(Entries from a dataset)

____

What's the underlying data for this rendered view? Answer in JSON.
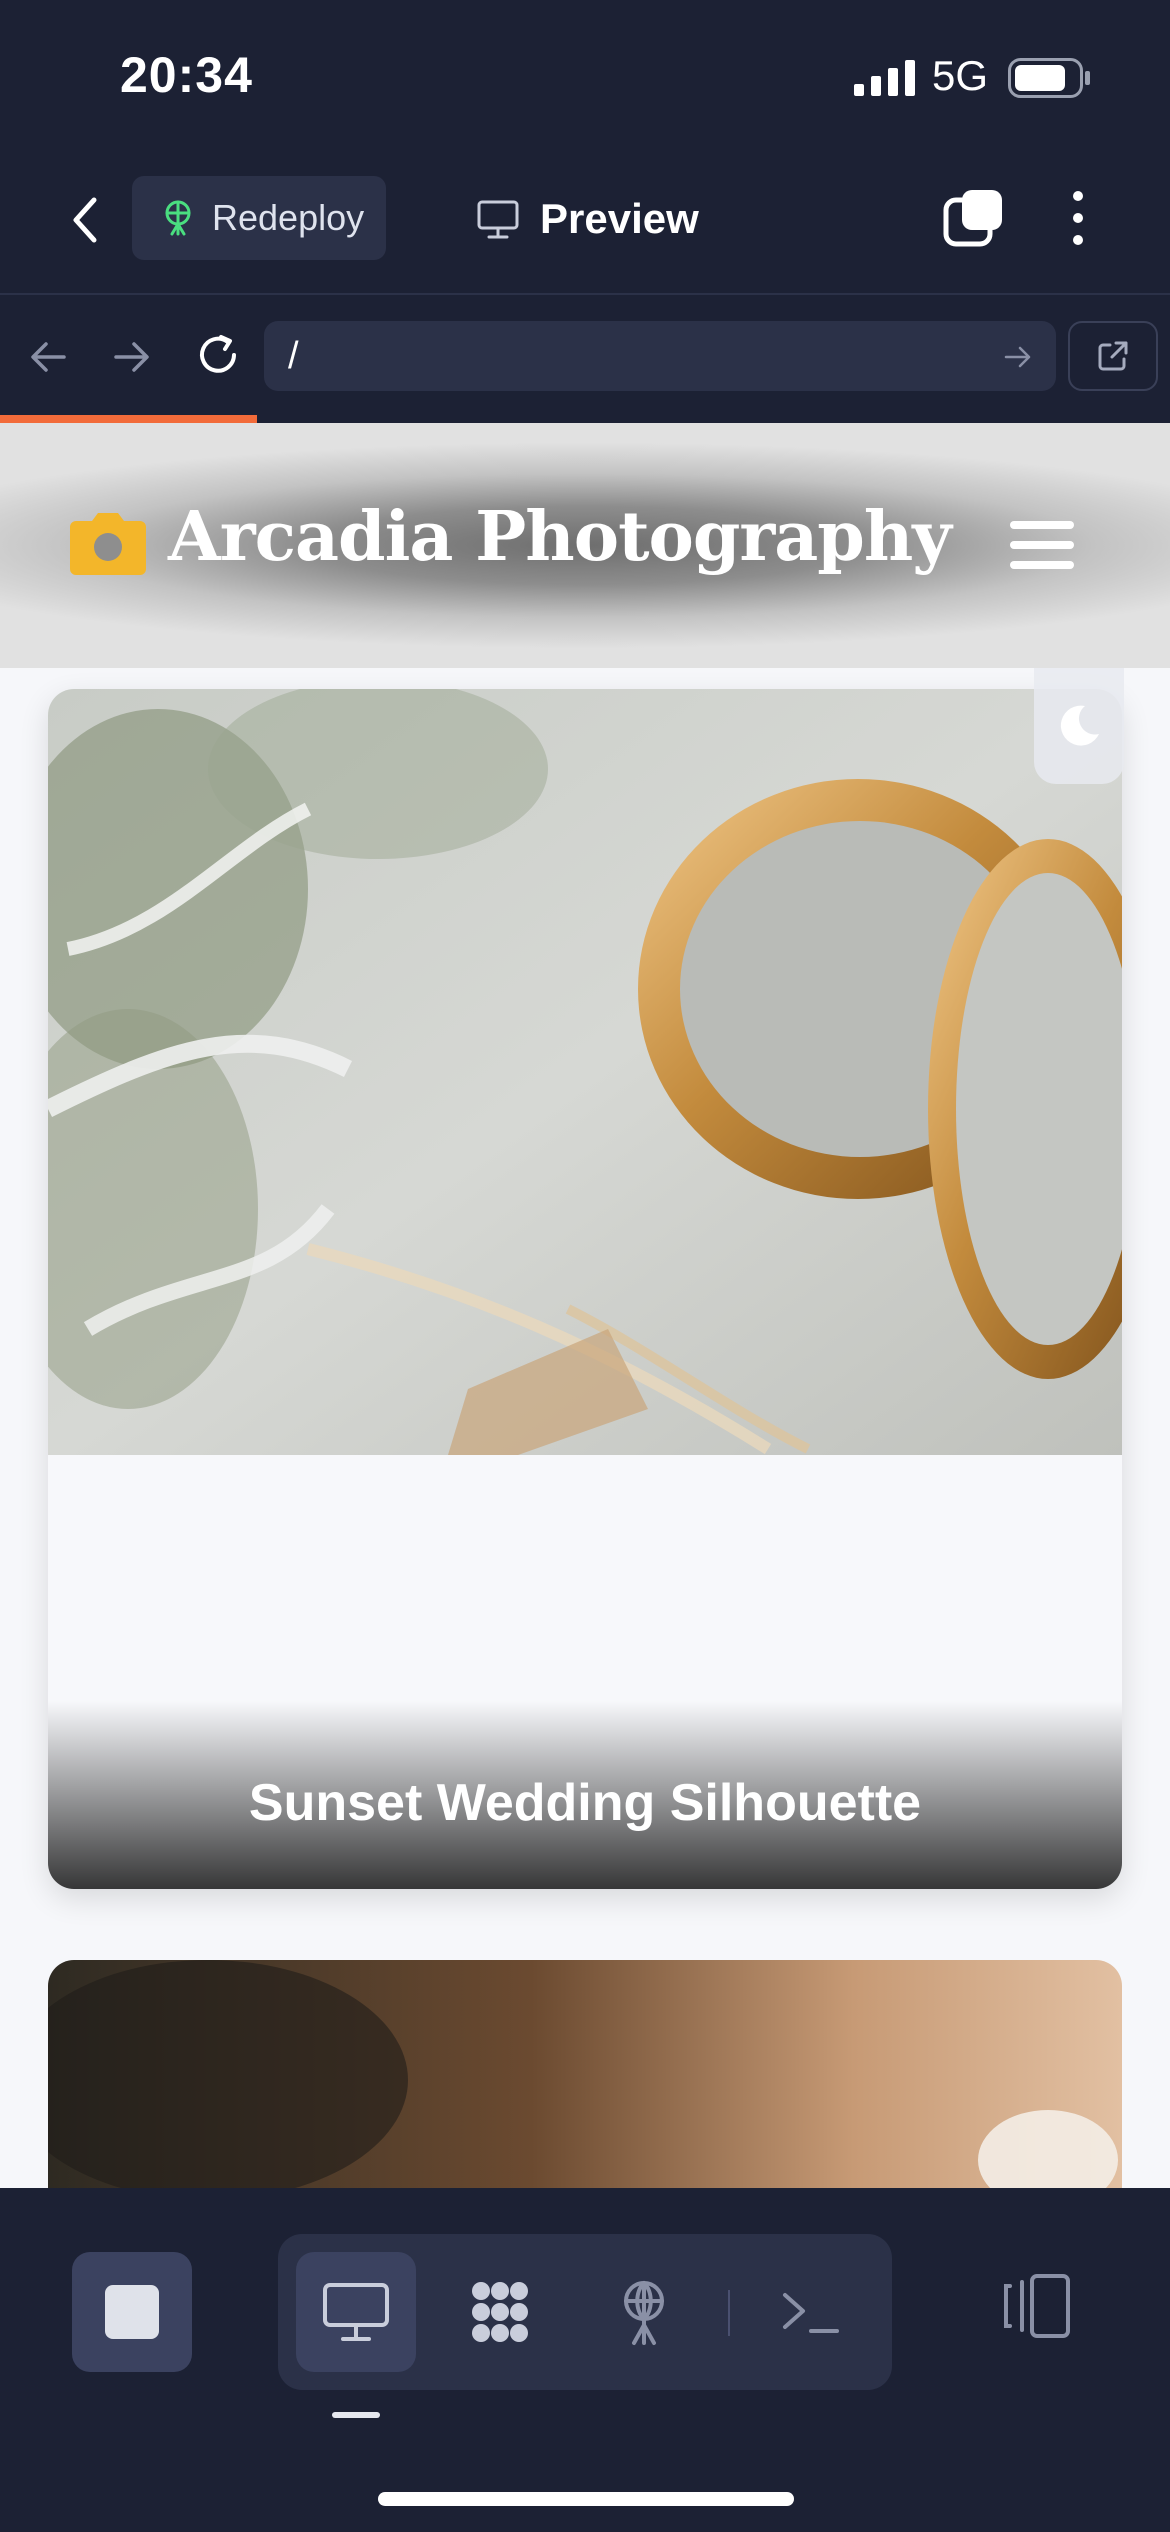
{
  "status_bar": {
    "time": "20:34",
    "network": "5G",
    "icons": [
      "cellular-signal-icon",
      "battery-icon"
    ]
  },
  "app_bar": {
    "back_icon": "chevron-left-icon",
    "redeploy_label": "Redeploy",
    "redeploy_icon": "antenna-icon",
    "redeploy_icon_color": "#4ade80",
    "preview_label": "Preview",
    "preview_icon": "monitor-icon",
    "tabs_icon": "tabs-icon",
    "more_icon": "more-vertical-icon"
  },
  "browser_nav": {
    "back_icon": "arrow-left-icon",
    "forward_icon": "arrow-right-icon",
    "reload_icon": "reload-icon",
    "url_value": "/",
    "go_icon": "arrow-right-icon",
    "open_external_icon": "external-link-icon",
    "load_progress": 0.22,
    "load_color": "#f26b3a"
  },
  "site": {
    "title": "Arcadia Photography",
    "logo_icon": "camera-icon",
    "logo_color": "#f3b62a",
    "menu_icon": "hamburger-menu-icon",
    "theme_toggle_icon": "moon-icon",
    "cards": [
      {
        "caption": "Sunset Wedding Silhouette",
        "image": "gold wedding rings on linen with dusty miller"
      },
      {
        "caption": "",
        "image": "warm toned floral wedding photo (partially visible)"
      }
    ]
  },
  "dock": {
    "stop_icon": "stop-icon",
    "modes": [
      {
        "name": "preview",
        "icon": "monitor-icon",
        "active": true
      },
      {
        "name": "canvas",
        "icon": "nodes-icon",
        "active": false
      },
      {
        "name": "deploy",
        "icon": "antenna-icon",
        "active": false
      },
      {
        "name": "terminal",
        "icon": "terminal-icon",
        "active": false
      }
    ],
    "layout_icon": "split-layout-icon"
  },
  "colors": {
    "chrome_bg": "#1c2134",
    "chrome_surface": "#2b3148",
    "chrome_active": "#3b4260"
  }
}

____

■ What needs to be done: Any pictures should be dropped; transcribe the rest of the records above exactly.

■ Answer:
What's the underlying data for this rendered view? Answer in JSON.
{
  "status_bar": {
    "time": "20:34",
    "network": "5G",
    "icons": [
      "cellular-signal-icon",
      "battery-icon"
    ]
  },
  "app_bar": {
    "back_icon": "chevron-left-icon",
    "redeploy_label": "Redeploy",
    "redeploy_icon": "antenna-icon",
    "redeploy_icon_color": "#4ade80",
    "preview_label": "Preview",
    "preview_icon": "monitor-icon",
    "tabs_icon": "tabs-icon",
    "more_icon": "more-vertical-icon"
  },
  "browser_nav": {
    "back_icon": "arrow-left-icon",
    "forward_icon": "arrow-right-icon",
    "reload_icon": "reload-icon",
    "url_value": "/",
    "go_icon": "arrow-right-icon",
    "open_external_icon": "external-link-icon",
    "load_progress": 0.22,
    "load_color": "#f26b3a"
  },
  "site": {
    "title": "Arcadia Photography",
    "logo_icon": "camera-icon",
    "logo_color": "#f3b62a",
    "menu_icon": "hamburger-menu-icon",
    "theme_toggle_icon": "moon-icon",
    "cards": [
      {
        "caption": "Sunset Wedding Silhouette",
        "image": "gold wedding rings on linen with dusty miller"
      },
      {
        "caption": "",
        "image": "warm toned floral wedding photo (partially visible)"
      }
    ]
  },
  "dock": {
    "stop_icon": "stop-icon",
    "modes": [
      {
        "name": "preview",
        "icon": "monitor-icon",
        "active": true
      },
      {
        "name": "canvas",
        "icon": "nodes-icon",
        "active": false
      },
      {
        "name": "deploy",
        "icon": "antenna-icon",
        "active": false
      },
      {
        "name": "terminal",
        "icon": "terminal-icon",
        "active": false
      }
    ],
    "layout_icon": "split-layout-icon"
  },
  "colors": {
    "chrome_bg": "#1c2134",
    "chrome_surface": "#2b3148",
    "chrome_active": "#3b4260"
  }
}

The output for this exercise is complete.